● WORK TO DO: Write out the records again, exactly, leaving none out.

┄┄┄┄┄┄┄┄┄┄

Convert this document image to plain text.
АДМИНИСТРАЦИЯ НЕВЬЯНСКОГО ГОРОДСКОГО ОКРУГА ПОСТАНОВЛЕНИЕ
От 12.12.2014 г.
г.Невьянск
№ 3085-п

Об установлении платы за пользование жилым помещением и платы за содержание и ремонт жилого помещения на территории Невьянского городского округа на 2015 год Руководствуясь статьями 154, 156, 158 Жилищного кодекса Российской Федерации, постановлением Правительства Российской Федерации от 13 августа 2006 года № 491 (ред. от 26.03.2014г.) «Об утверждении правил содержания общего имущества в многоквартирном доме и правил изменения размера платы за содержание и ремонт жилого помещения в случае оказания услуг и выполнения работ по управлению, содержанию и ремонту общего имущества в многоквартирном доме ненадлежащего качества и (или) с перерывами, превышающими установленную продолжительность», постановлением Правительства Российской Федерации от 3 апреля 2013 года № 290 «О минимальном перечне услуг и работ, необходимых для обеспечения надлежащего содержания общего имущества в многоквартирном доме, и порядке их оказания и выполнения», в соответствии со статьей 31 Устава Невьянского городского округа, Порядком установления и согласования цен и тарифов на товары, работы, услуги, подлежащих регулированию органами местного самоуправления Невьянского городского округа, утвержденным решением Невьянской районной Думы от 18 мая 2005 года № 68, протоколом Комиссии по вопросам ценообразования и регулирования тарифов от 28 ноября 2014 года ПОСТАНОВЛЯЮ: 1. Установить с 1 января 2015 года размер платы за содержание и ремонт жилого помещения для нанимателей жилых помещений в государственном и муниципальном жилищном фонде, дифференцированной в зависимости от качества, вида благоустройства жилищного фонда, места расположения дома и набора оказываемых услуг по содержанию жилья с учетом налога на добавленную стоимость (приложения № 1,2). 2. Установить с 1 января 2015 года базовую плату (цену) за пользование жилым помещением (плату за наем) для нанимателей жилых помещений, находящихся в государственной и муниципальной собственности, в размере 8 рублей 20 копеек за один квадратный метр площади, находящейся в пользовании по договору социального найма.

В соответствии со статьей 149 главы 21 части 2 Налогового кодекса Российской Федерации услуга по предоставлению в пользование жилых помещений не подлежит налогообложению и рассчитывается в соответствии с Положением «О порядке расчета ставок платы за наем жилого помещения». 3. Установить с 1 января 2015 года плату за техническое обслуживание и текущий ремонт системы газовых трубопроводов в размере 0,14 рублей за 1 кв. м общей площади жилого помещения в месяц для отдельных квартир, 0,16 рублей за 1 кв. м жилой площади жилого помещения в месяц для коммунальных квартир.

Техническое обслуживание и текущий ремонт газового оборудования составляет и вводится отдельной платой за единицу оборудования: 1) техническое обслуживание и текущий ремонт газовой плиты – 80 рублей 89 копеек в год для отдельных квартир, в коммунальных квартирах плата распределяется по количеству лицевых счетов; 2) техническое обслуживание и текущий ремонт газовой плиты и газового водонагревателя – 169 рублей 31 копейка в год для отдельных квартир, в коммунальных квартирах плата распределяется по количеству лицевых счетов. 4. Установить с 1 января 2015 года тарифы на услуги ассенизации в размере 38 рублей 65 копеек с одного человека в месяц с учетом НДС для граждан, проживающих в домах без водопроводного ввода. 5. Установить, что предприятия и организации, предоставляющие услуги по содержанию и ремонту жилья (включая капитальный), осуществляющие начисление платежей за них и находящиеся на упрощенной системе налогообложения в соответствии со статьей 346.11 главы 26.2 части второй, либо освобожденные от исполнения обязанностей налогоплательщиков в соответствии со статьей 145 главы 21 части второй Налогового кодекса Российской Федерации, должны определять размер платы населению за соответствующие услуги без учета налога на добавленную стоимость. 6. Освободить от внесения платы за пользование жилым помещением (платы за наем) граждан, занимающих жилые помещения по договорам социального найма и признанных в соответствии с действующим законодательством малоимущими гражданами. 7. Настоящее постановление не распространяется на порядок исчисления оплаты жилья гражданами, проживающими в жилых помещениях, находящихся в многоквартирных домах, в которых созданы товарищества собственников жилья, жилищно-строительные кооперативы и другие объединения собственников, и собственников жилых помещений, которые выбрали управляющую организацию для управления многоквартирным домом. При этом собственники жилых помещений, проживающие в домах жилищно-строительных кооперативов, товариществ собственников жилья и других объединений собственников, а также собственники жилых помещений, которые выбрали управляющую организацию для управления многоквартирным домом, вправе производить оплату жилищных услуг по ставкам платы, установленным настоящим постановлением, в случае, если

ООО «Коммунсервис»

┄┄┄┄┄┄┄┄┄┄

● COMPLETE RESPONSE:
Convert this document image to plain text.
АДМИНИСТРАЦИЯ НЕВЬЯНСКОГО ГОРОДСКОГО ОКРУГА ПОСТАНОВЛЕНИЕ
От 12.12.2014 г.
г.Невьянск
№ 3085-п

Об установлении платы за пользование жилым помещением и платы за содержание и ремонт жилого помещения на территории Невьянского городского округа на 2015 год Руководствуясь статьями 154, 156, 158 Жилищного кодекса Российской Федерации, постановлением Правительства Российской Федерации от 13 августа 2006 года № 491 (ред. от 26.03.2014г.) «Об утверждении правил содержания общего имущества в многоквартирном доме и правил изменения размера платы за содержание и ремонт жилого помещения в случае оказания услуг и выполнения работ по управлению, содержанию и ремонту общего имущества в многоквартирном доме ненадлежащего качества и (или) с перерывами, превышающими установленную продолжительность», постановлением Правительства Российской Федерации от 3 апреля 2013 года № 290 «О минимальном перечне услуг и работ, необходимых для обеспечения надлежащего содержания общего имущества в многоквартирном доме, и порядке их оказания и выполнения», в соответствии со статьей 31 Устава Невьянского городского округа, Порядком установления и согласования цен и тарифов на товары, работы, услуги, подлежащих регулированию органами местного самоуправления Невьянского городского округа, утвержденным решением Невьянской районной Думы от 18 мая 2005 года № 68, протоколом Комиссии по вопросам ценообразования и регулирования тарифов от 28 ноября 2014 года ПОСТАНОВЛЯЮ: 1. Установить с 1 января 2015 года размер платы за содержание и ремонт жилого помещения для нанимателей жилых помещений в государственном и муниципальном жилищном фонде, дифференцированной в зависимости от качества, вида благоустройства жилищного фонда, места расположения дома и набора оказываемых услуг по содержанию жилья с учетом налога на добавленную стоимость (приложения № 1,2). 2. Установить с 1 января 2015 года базовую плату (цену) за пользование жилым помещением (плату за наем) для нанимателей жилых помещений, находящихся в государственной и муниципальной собственности, в размере 8 рублей 20 копеек за один квадратный метр площади, находящейся в пользовании по договору социального найма.

В соответствии со статьей 149 главы 21 части 2 Налогового кодекса Российской Федерации услуга по предоставлению в пользование жилых помещений не подлежит налогообложению и рассчитывается в соответствии с Положением «О порядке расчета ставок платы за наем жилого помещения». 3. Установить с 1 января 2015 года плату за техническое обслуживание и текущий ремонт системы газовых трубопроводов в размере 0,14 рублей за 1 кв. м общей площади жилого помещения в месяц для отдельных квартир, 0,16 рублей за 1 кв. м жилой площади жилого помещения в месяц для коммунальных квартир.

Техническое обслуживание и текущий ремонт газового оборудования составляет и вводится отдельной платой за единицу оборудования: 1) техническое обслуживание и текущий ремонт газовой плиты – 80 рублей 89 копеек в год для отдельных квартир, в коммунальных квартирах плата распределяется по количеству лицевых счетов; 2) техническое обслуживание и текущий ремонт газовой плиты и газового водонагревателя – 169 рублей 31 копейка в год для отдельных квартир, в коммунальных квартирах плата распределяется по количеству лицевых счетов. 4. Установить с 1 января 2015 года тарифы на услуги ассенизации в размере 38 рублей 65 копеек с одного человека в месяц с учетом НДС для граждан, проживающих в домах без водопроводного ввода. 5. Установить, что предприятия и организации, предоставляющие услуги по содержанию и ремонту жилья (включая капитальный), осуществляющие начисление платежей за них и находящиеся на упрощенной системе налогообложения в соответствии со статьей 346.11 главы 26.2 части второй, либо освобожденные от исполнения обязанностей налогоплательщиков в соответствии со статьей 145 главы 21 части второй Налогового кодекса Российской Федерации, должны определять размер платы населению за соответствующие услуги без учета налога на добавленную стоимость. 6. Освободить от внесения платы за пользование жилым помещением (платы за наем) граждан, занимающих жилые помещения по договорам социального найма и признанных в соответствии с действующим законодательством малоимущими гражданами. 7. Настоящее постановление не распространяется на порядок исчисления оплаты жилья гражданами, проживающими в жилых помещениях, находящихся в многоквартирных домах, в которых созданы товарищества собственников жилья, жилищно-строительные кооперативы и другие объединения собственников, и собственников жилых помещений, которые выбрали управляющую организацию для управления многоквартирным домом. При этом собственники жилых помещений, проживающие в домах жилищно-строительных кооперативов, товариществ собственников жилья и других объединений собственников, а также собственники жилых помещений, которые выбрали управляющую организацию для управления многоквартирным домом, вправе производить оплату жилищных услуг по ставкам платы, установленным настоящим постановлением, в случае, если

ООО «Коммунсервис»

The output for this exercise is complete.